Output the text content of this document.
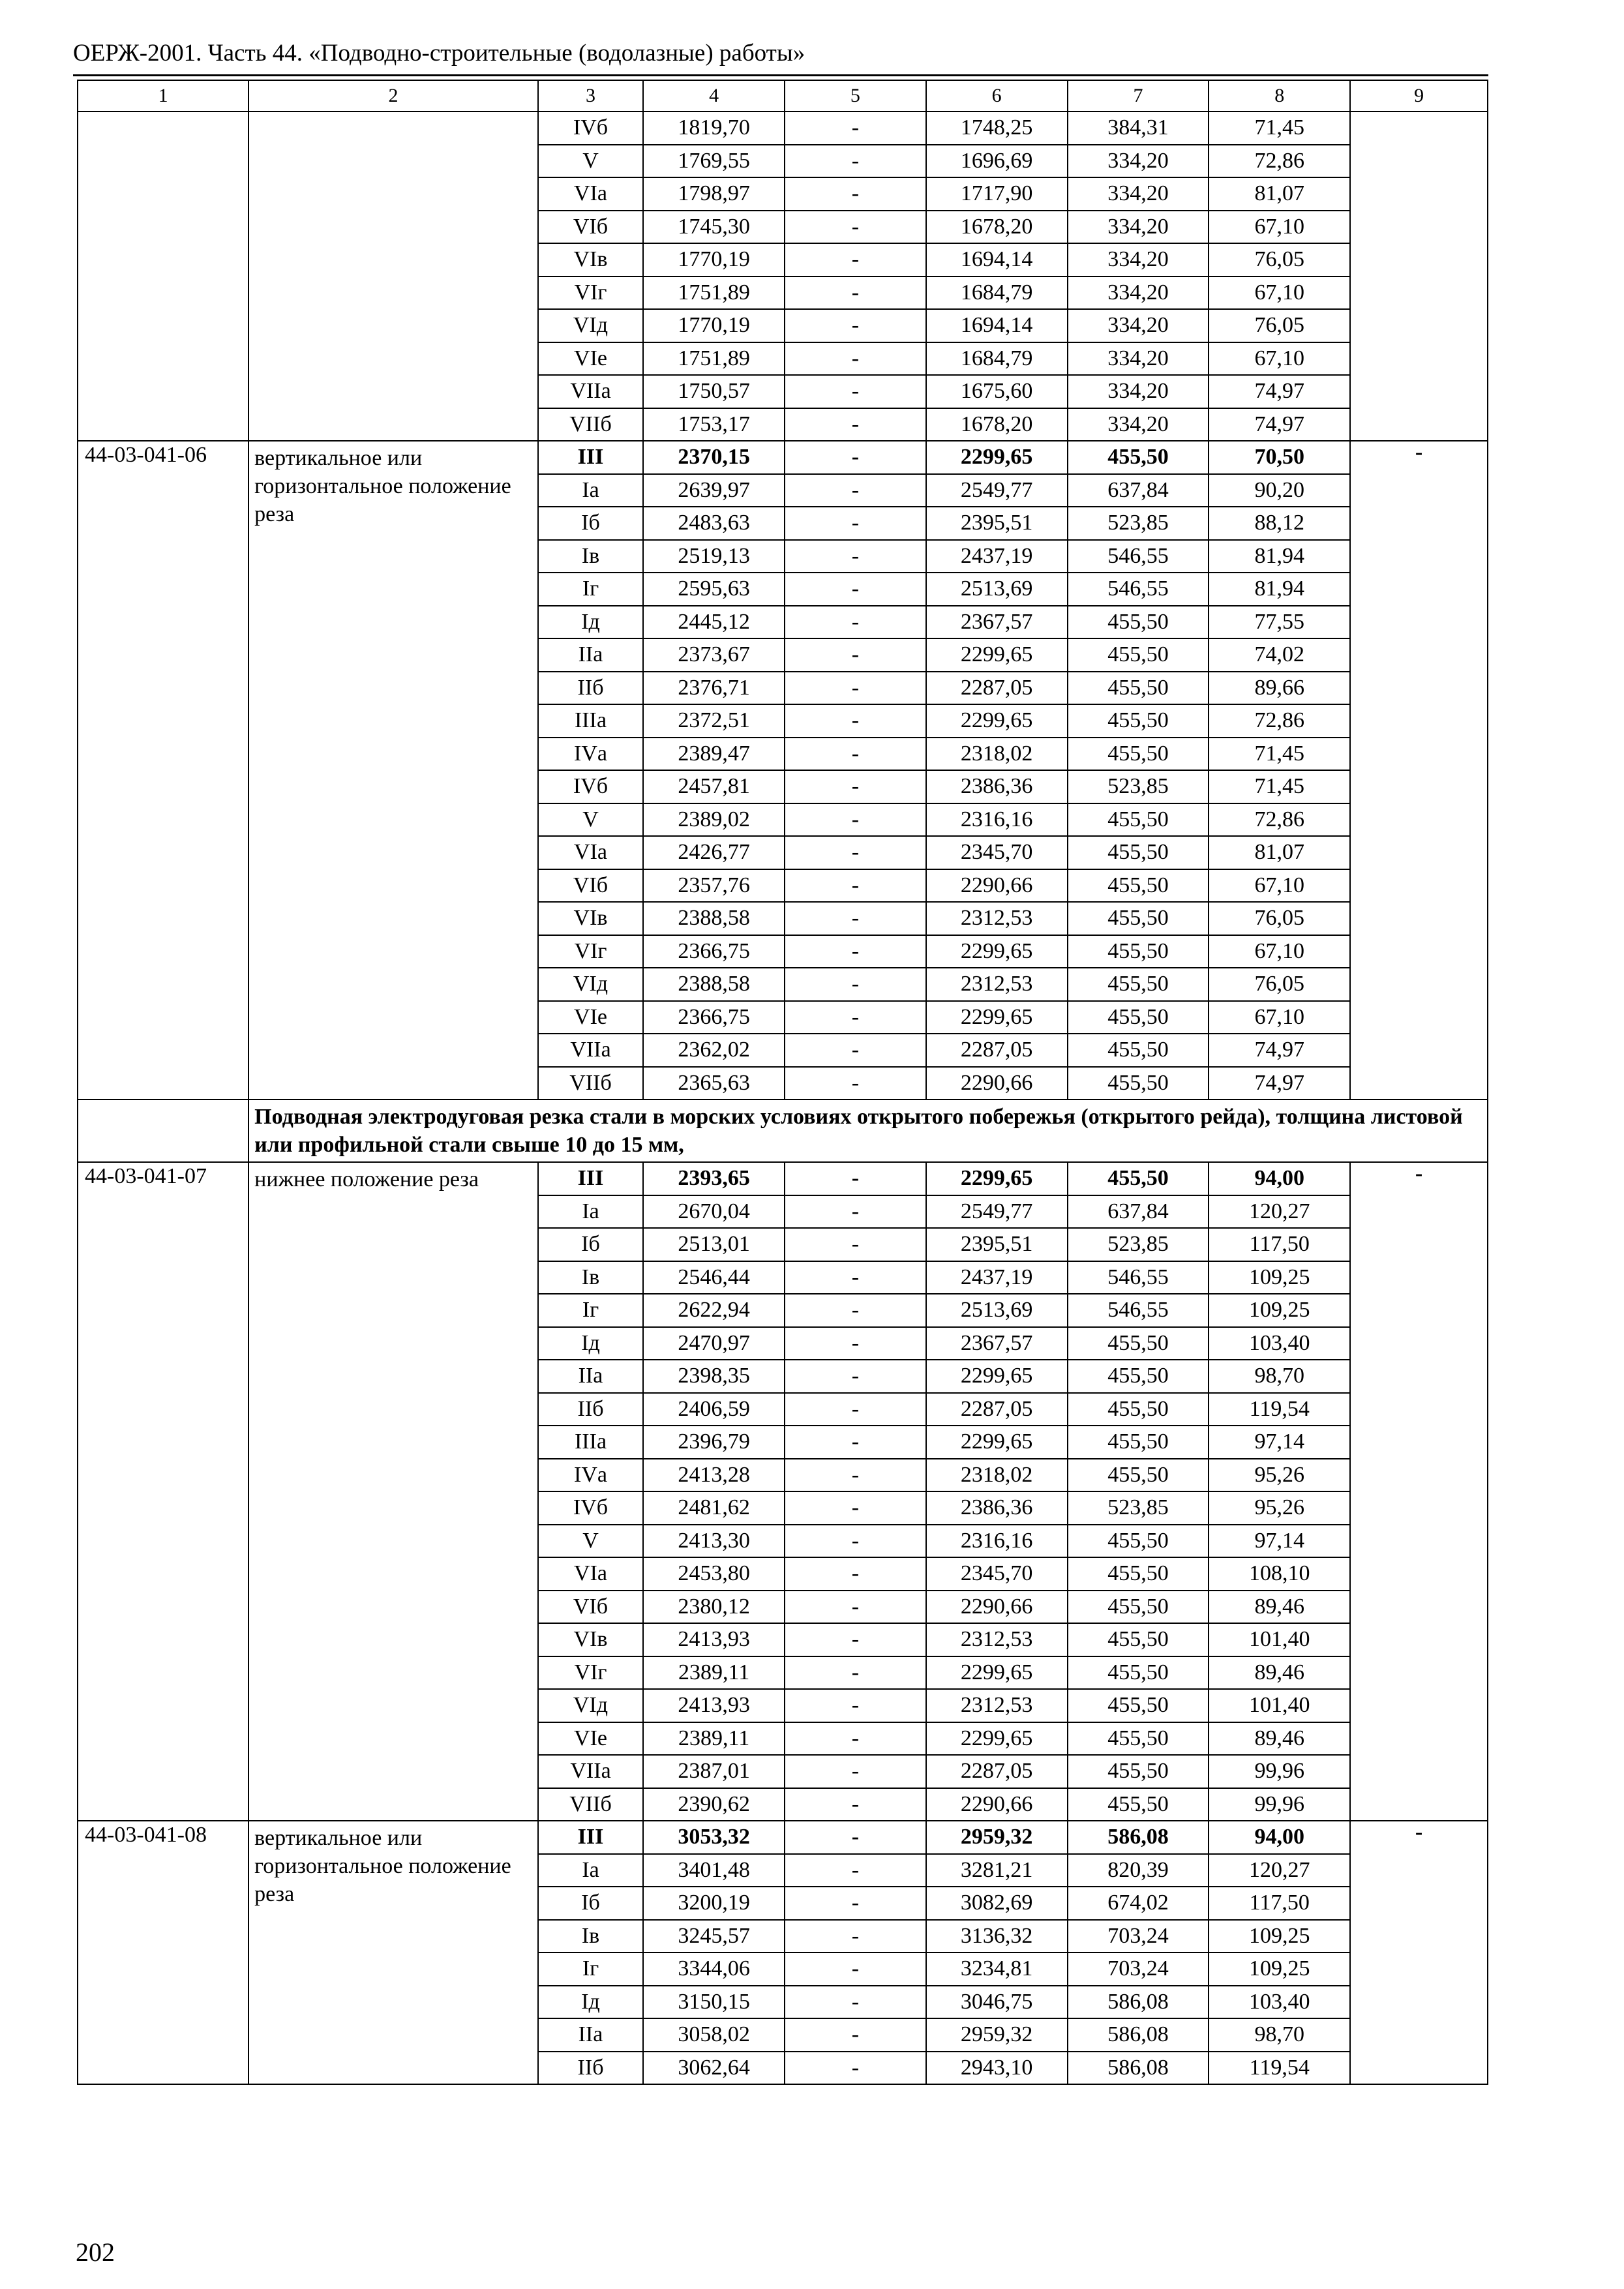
ОЕРЖ-2001. Часть 44. «Подводно-строительные (водолазные) работы»
1	2	3	4	5	6	7	8	9
		IVб	1819,70	-	1748,25	384,31	71,45	
		V	1769,55	-	1696,69	334,20	72,86	
		VIа	1798,97	-	1717,90	334,20	81,07	
		VIб	1745,30	-	1678,20	334,20	67,10	
		VIв	1770,19	-	1694,14	334,20	76,05	
		VIг	1751,89	-	1684,79	334,20	67,10	
		VIд	1770,19	-	1694,14	334,20	76,05	
		VIе	1751,89	-	1684,79	334,20	67,10	
		VIIа	1750,57	-	1675,60	334,20	74,97	
		VIIб	1753,17	-	1678,20	334,20	74,97	
44-03-041-06	вертикальное или горизонтальное положение реза	III	2370,15	-	2299,65	455,50	70,50	-
		Iа	2639,97	-	2549,77	637,84	90,20	
		Iб	2483,63	-	2395,51	523,85	88,12	
		Iв	2519,13	-	2437,19	546,55	81,94	
		Iг	2595,63	-	2513,69	546,55	81,94	
		Iд	2445,12	-	2367,57	455,50	77,55	
		IIа	2373,67	-	2299,65	455,50	74,02	
		IIб	2376,71	-	2287,05	455,50	89,66	
		IIIа	2372,51	-	2299,65	455,50	72,86	
		IVа	2389,47	-	2318,02	455,50	71,45	
		IVб	2457,81	-	2386,36	523,85	71,45	
		V	2389,02	-	2316,16	455,50	72,86	
		VIа	2426,77	-	2345,70	455,50	81,07	
		VIб	2357,76	-	2290,66	455,50	67,10	
		VIв	2388,58	-	2312,53	455,50	76,05	
		VIг	2366,75	-	2299,65	455,50	67,10	
		VIд	2388,58	-	2312,53	455,50	76,05	
		VIе	2366,75	-	2299,65	455,50	67,10	
		VIIа	2362,02	-	2287,05	455,50	74,97	
		VIIб	2365,63	-	2290,66	455,50	74,97	
	Подводная электродуговая резка стали в морских условиях открытого побережья (открытого рейда), толщина листовой или профильной стали свыше 10 до 15 мм,							
44-03-041-07	нижнее положение реза	III	2393,65	-	2299,65	455,50	94,00	-
		Iа	2670,04	-	2549,77	637,84	120,27	
		Iб	2513,01	-	2395,51	523,85	117,50	
		Iв	2546,44	-	2437,19	546,55	109,25	
		Iг	2622,94	-	2513,69	546,55	109,25	
		Iд	2470,97	-	2367,57	455,50	103,40	
		IIа	2398,35	-	2299,65	455,50	98,70	
		IIб	2406,59	-	2287,05	455,50	119,54	
		IIIа	2396,79	-	2299,65	455,50	97,14	
		IVа	2413,28	-	2318,02	455,50	95,26	
		IVб	2481,62	-	2386,36	523,85	95,26	
		V	2413,30	-	2316,16	455,50	97,14	
		VIа	2453,80	-	2345,70	455,50	108,10	
		VIб	2380,12	-	2290,66	455,50	89,46	
		VIв	2413,93	-	2312,53	455,50	101,40	
		VIг	2389,11	-	2299,65	455,50	89,46	
		VIд	2413,93	-	2312,53	455,50	101,40	
		VIе	2389,11	-	2299,65	455,50	89,46	
		VIIа	2387,01	-	2287,05	455,50	99,96	
		VIIб	2390,62	-	2290,66	455,50	99,96	
44-03-041-08	вертикальное или горизонтальное положение реза	III	3053,32	-	2959,32	586,08	94,00	-
		Iа	3401,48	-	3281,21	820,39	120,27	
		Iб	3200,19	-	3082,69	674,02	117,50	
		Iв	3245,57	-	3136,32	703,24	109,25	
		Iг	3344,06	-	3234,81	703,24	109,25	
		Iд	3150,15	-	3046,75	586,08	103,40	
		IIа	3058,02	-	2959,32	586,08	98,70	
		IIб	3062,64	-	2943,10	586,08	119,54	
202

* **Task to complete**:
Each record above is to be restated exactly, with its pictures removed from the copy.

* **Task answer**:
Output the text content of this document.
ОЕРЖ-2001. Часть 44. «Подводно-строительные (водолазные) работы»
1	2	3	4	5	6	7	8	9
		IVб	1819,70	-	1748,25	384,31	71,45	
		V	1769,55	-	1696,69	334,20	72,86	
		VIа	1798,97	-	1717,90	334,20	81,07	
		VIб	1745,30	-	1678,20	334,20	67,10	
		VIв	1770,19	-	1694,14	334,20	76,05	
		VIг	1751,89	-	1684,79	334,20	67,10	
		VIд	1770,19	-	1694,14	334,20	76,05	
		VIе	1751,89	-	1684,79	334,20	67,10	
		VIIа	1750,57	-	1675,60	334,20	74,97	
		VIIб	1753,17	-	1678,20	334,20	74,97	
44-03-041-06	вертикальное или горизонтальное положение реза	III	2370,15	-	2299,65	455,50	70,50	-
		Iа	2639,97	-	2549,77	637,84	90,20	
		Iб	2483,63	-	2395,51	523,85	88,12	
		Iв	2519,13	-	2437,19	546,55	81,94	
		Iг	2595,63	-	2513,69	546,55	81,94	
		Iд	2445,12	-	2367,57	455,50	77,55	
		IIа	2373,67	-	2299,65	455,50	74,02	
		IIб	2376,71	-	2287,05	455,50	89,66	
		IIIа	2372,51	-	2299,65	455,50	72,86	
		IVа	2389,47	-	2318,02	455,50	71,45	
		IVб	2457,81	-	2386,36	523,85	71,45	
		V	2389,02	-	2316,16	455,50	72,86	
		VIа	2426,77	-	2345,70	455,50	81,07	
		VIб	2357,76	-	2290,66	455,50	67,10	
		VIв	2388,58	-	2312,53	455,50	76,05	
		VIг	2366,75	-	2299,65	455,50	67,10	
		VIд	2388,58	-	2312,53	455,50	76,05	
		VIе	2366,75	-	2299,65	455,50	67,10	
		VIIа	2362,02	-	2287,05	455,50	74,97	
		VIIб	2365,63	-	2290,66	455,50	74,97	
	Подводная электродуговая резка стали в морских условиях открытого побережья (открытого рейда), толщина листовой или профильной стали свыше 10 до 15 мм,							
44-03-041-07	нижнее положение реза	III	2393,65	-	2299,65	455,50	94,00	-
		Iа	2670,04	-	2549,77	637,84	120,27	
		Iб	2513,01	-	2395,51	523,85	117,50	
		Iв	2546,44	-	2437,19	546,55	109,25	
		Iг	2622,94	-	2513,69	546,55	109,25	
		Iд	2470,97	-	2367,57	455,50	103,40	
		IIа	2398,35	-	2299,65	455,50	98,70	
		IIб	2406,59	-	2287,05	455,50	119,54	
		IIIа	2396,79	-	2299,65	455,50	97,14	
		IVа	2413,28	-	2318,02	455,50	95,26	
		IVб	2481,62	-	2386,36	523,85	95,26	
		V	2413,30	-	2316,16	455,50	97,14	
		VIа	2453,80	-	2345,70	455,50	108,10	
		VIб	2380,12	-	2290,66	455,50	89,46	
		VIв	2413,93	-	2312,53	455,50	101,40	
		VIг	2389,11	-	2299,65	455,50	89,46	
		VIд	2413,93	-	2312,53	455,50	101,40	
		VIе	2389,11	-	2299,65	455,50	89,46	
		VIIа	2387,01	-	2287,05	455,50	99,96	
		VIIб	2390,62	-	2290,66	455,50	99,96	
44-03-041-08	вертикальное или горизонтальное положение реза	III	3053,32	-	2959,32	586,08	94,00	-
		Iа	3401,48	-	3281,21	820,39	120,27	
		Iб	3200,19	-	3082,69	674,02	117,50	
		Iв	3245,57	-	3136,32	703,24	109,25	
		Iг	3344,06	-	3234,81	703,24	109,25	
		Iд	3150,15	-	3046,75	586,08	103,40	
		IIа	3058,02	-	2959,32	586,08	98,70	
		IIб	3062,64	-	2943,10	586,08	119,54	
202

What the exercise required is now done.